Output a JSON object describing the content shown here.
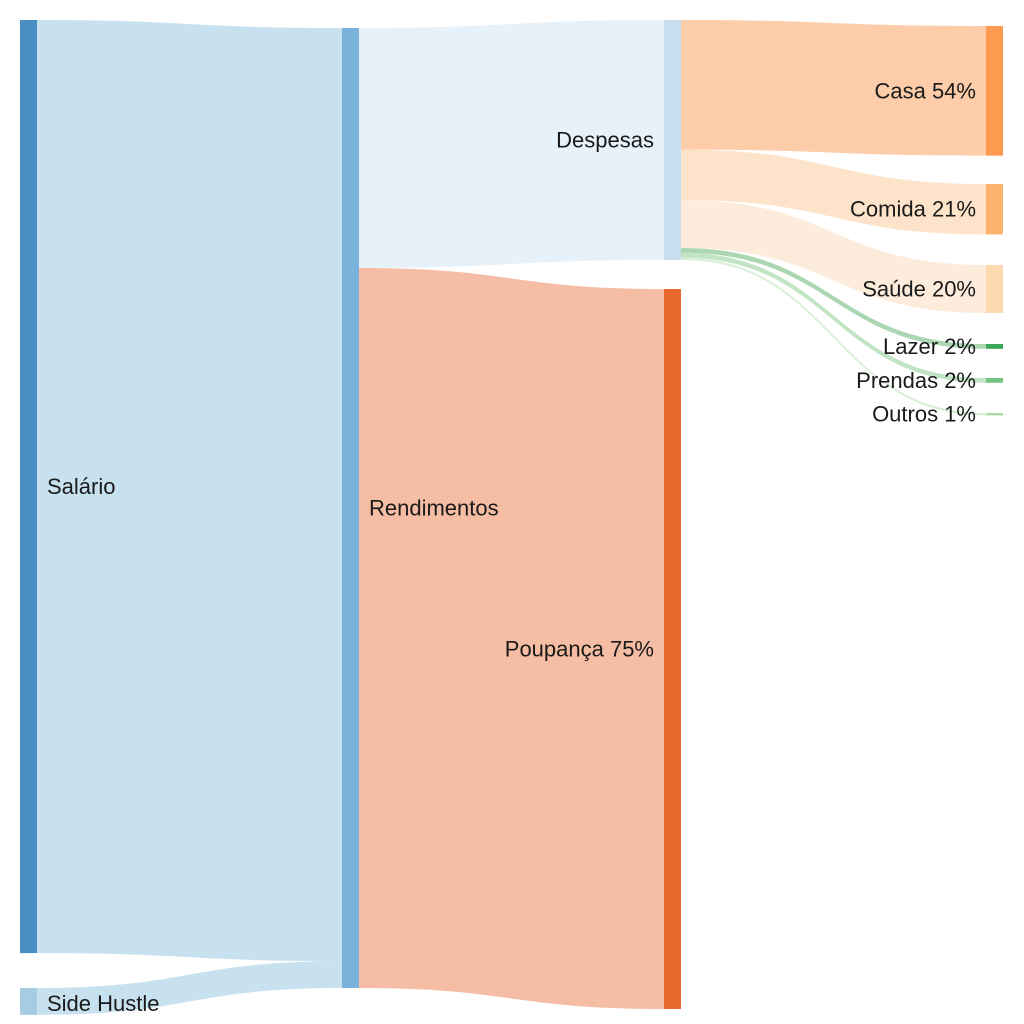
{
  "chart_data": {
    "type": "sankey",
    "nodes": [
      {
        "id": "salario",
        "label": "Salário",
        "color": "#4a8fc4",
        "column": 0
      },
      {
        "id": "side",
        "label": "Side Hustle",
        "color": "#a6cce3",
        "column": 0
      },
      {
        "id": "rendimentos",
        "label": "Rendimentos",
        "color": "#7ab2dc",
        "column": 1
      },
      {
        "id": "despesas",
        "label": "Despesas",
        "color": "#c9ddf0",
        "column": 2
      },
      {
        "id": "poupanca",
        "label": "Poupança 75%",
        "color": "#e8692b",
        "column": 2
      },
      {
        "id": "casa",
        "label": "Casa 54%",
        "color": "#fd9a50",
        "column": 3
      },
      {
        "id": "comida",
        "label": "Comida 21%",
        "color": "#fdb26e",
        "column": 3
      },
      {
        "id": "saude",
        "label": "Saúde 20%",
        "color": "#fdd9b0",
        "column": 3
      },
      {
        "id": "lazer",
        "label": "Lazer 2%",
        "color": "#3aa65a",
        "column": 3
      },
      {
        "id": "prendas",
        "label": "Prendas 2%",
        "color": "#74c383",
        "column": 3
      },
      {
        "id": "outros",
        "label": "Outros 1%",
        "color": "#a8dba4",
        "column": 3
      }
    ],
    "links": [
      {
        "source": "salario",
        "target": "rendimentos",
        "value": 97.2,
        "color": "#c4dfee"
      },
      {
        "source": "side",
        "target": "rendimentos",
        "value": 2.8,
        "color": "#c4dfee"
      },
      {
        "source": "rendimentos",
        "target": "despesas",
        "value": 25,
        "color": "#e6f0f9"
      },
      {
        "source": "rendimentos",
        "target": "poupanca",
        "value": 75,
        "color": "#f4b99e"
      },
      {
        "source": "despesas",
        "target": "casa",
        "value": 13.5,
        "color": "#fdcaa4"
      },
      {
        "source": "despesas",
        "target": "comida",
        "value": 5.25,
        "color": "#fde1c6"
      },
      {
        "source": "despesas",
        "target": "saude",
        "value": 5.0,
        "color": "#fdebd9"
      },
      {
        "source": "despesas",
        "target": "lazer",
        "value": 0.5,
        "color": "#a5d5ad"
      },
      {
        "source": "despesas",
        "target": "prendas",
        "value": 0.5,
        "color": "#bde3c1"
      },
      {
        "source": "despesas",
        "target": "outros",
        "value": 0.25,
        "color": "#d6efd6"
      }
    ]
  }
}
==================================================
Where does the word "label" appear? Return each line that holds it.

        "label": "Salário",
        "label": "Side Hustle",
        "label": "Rendimentos",
        "label": "Despesas",
        "label": "Poupança 75%",
        "label": "Casa 54%",
        "label": "Comida 21%",
        "label": "Saúde 20%",
        "label": "Lazer 2%",
        "label": "Prendas 2%",
        "label": "Outros 1%",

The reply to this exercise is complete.